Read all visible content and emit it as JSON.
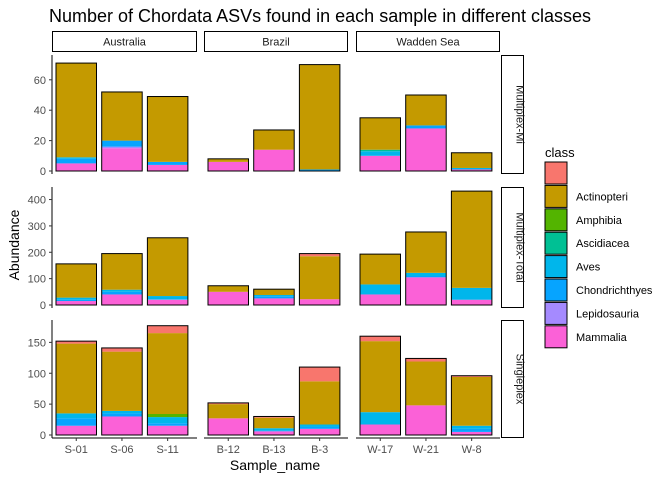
{
  "chart_data": {
    "type": "bar",
    "stacked": true,
    "faceted": true,
    "title": "Number of Chordata ASVs found in each sample in different classes",
    "xlabel": "Sample_name",
    "ylabel": "Abundance",
    "legend": {
      "title": "class",
      "placement": "right",
      "entries": [
        {
          "label": "",
          "color": "#F8766D"
        },
        {
          "label": "Actinopteri",
          "color": "#C49A00"
        },
        {
          "label": "Amphibia",
          "color": "#53B400"
        },
        {
          "label": "Ascidiacea",
          "color": "#00C094"
        },
        {
          "label": "Aves",
          "color": "#00B6EB"
        },
        {
          "label": "Chondrichthyes",
          "color": "#06A4FF"
        },
        {
          "label": "Lepidosauria",
          "color": "#A58AFF"
        },
        {
          "label": "Mammalia",
          "color": "#FB61D7"
        }
      ]
    },
    "column_facets": [
      {
        "label": "Australia",
        "samples": [
          "S-01",
          "S-06",
          "S-11"
        ]
      },
      {
        "label": "Brazil",
        "samples": [
          "B-12",
          "B-13",
          "B-3"
        ]
      },
      {
        "label": "Wadden Sea",
        "samples": [
          "W-17",
          "W-21",
          "W-8"
        ]
      }
    ],
    "row_facets": [
      {
        "label": "Multiplex-Mi",
        "ylim": [
          0,
          75
        ],
        "yticks": [
          0,
          20,
          40,
          60
        ],
        "bars": {
          "S-01": {
            "Mammalia": 5,
            "Aves": 1,
            "Chondrichthyes": 3,
            "Actinopteri": 62,
            "": 0
          },
          "S-06": {
            "Mammalia": 15,
            "Lepidosauria": 1,
            "Chondrichthyes": 4,
            "Actinopteri": 32,
            "": 0
          },
          "S-11": {
            "Mammalia": 4,
            "Chondrichthyes": 2,
            "Actinopteri": 43,
            "": 0
          },
          "B-12": {
            "Mammalia": 6,
            "Actinopteri": 2
          },
          "B-13": {
            "Mammalia": 14,
            "Actinopteri": 13
          },
          "B-3": {
            "Chondrichthyes": 1,
            "Actinopteri": 69
          },
          "W-17": {
            "Mammalia": 10,
            "Ascidiacea": 1,
            "Aves": 3,
            "Actinopteri": 21
          },
          "W-21": {
            "Mammalia": 28,
            "Chondrichthyes": 2,
            "Actinopteri": 20,
            "": 0
          },
          "W-8": {
            "Mammalia": 1,
            "Aves": 1,
            "Actinopteri": 10
          }
        }
      },
      {
        "label": "Multiplex-Total",
        "ylim": [
          0,
          440
        ],
        "yticks": [
          0,
          100,
          200,
          300,
          400
        ],
        "bars": {
          "S-01": {
            "Mammalia": 15,
            "Aves": 8,
            "Chondrichthyes": 5,
            "Actinopteri": 128
          },
          "S-06": {
            "Mammalia": 40,
            "Aves": 8,
            "Chondrichthyes": 10,
            "Actinopteri": 137
          },
          "S-11": {
            "Mammalia": 20,
            "Aves": 12,
            "Chondrichthyes": 2,
            "Actinopteri": 221
          },
          "B-12": {
            "Mammalia": 50,
            "Actinopteri": 23
          },
          "B-13": {
            "Mammalia": 25,
            "Chondrichthyes": 8,
            "Aves": 5,
            "Actinopteri": 22
          },
          "B-3": {
            "Mammalia": 22,
            "Actinopteri": 163,
            "": 10
          },
          "W-17": {
            "Mammalia": 40,
            "Aves": 38,
            "Actinopteri": 115
          },
          "W-21": {
            "Mammalia": 105,
            "Aves": 12,
            "Chondrichthyes": 5,
            "Actinopteri": 155
          },
          "W-8": {
            "Mammalia": 20,
            "Aves": 45,
            "Actinopteri": 367
          }
        }
      },
      {
        "label": "Singleplex",
        "ylim": [
          0,
          183
        ],
        "yticks": [
          0,
          50,
          100,
          150
        ],
        "bars": {
          "S-01": {
            "Mammalia": 15,
            "Chondrichthyes": 12,
            "Aves": 8,
            "Actinopteri": 113,
            "": 4
          },
          "S-06": {
            "Mammalia": 30,
            "Chondrichthyes": 5,
            "Aves": 4,
            "Actinopteri": 96,
            "": 6
          },
          "S-11": {
            "Mammalia": 15,
            "Aves": 10,
            "Chondrichthyes": 4,
            "Amphibia": 5,
            "Actinopteri": 131,
            "": 12
          },
          "B-12": {
            "Mammalia": 27,
            "Actinopteri": 23,
            "": 2
          },
          "B-13": {
            "Mammalia": 6,
            "Aves": 4,
            "Chondrichthyes": 1,
            "Actinopteri": 17,
            "": 2
          },
          "B-3": {
            "Mammalia": 10,
            "Aves": 4,
            "Chondrichthyes": 3,
            "Actinopteri": 70,
            "": 23
          },
          "W-17": {
            "Mammalia": 17,
            "Aves": 20,
            "Actinopteri": 115,
            "": 8
          },
          "W-21": {
            "Mammalia": 48,
            "Actinopteri": 71,
            "": 5
          },
          "W-8": {
            "Mammalia": 5,
            "Chondrichthyes": 5,
            "Aves": 5,
            "Actinopteri": 79,
            "": 2
          }
        }
      }
    ],
    "stack_order": [
      "Mammalia",
      "Lepidosauria",
      "Chondrichthyes",
      "Aves",
      "Ascidiacea",
      "Amphibia",
      "Actinopteri",
      ""
    ],
    "grid": false
  }
}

> **Exercise directions**
Find the lines above that contain the word "color" and collect them.

> **Exercise answer**
          "color": "#F8766D"
          "color": "#C49A00"
          "color": "#53B400"
          "color": "#00C094"
          "color": "#00B6EB"
          "color": "#06A4FF"
          "color": "#A58AFF"
          "color": "#FB61D7"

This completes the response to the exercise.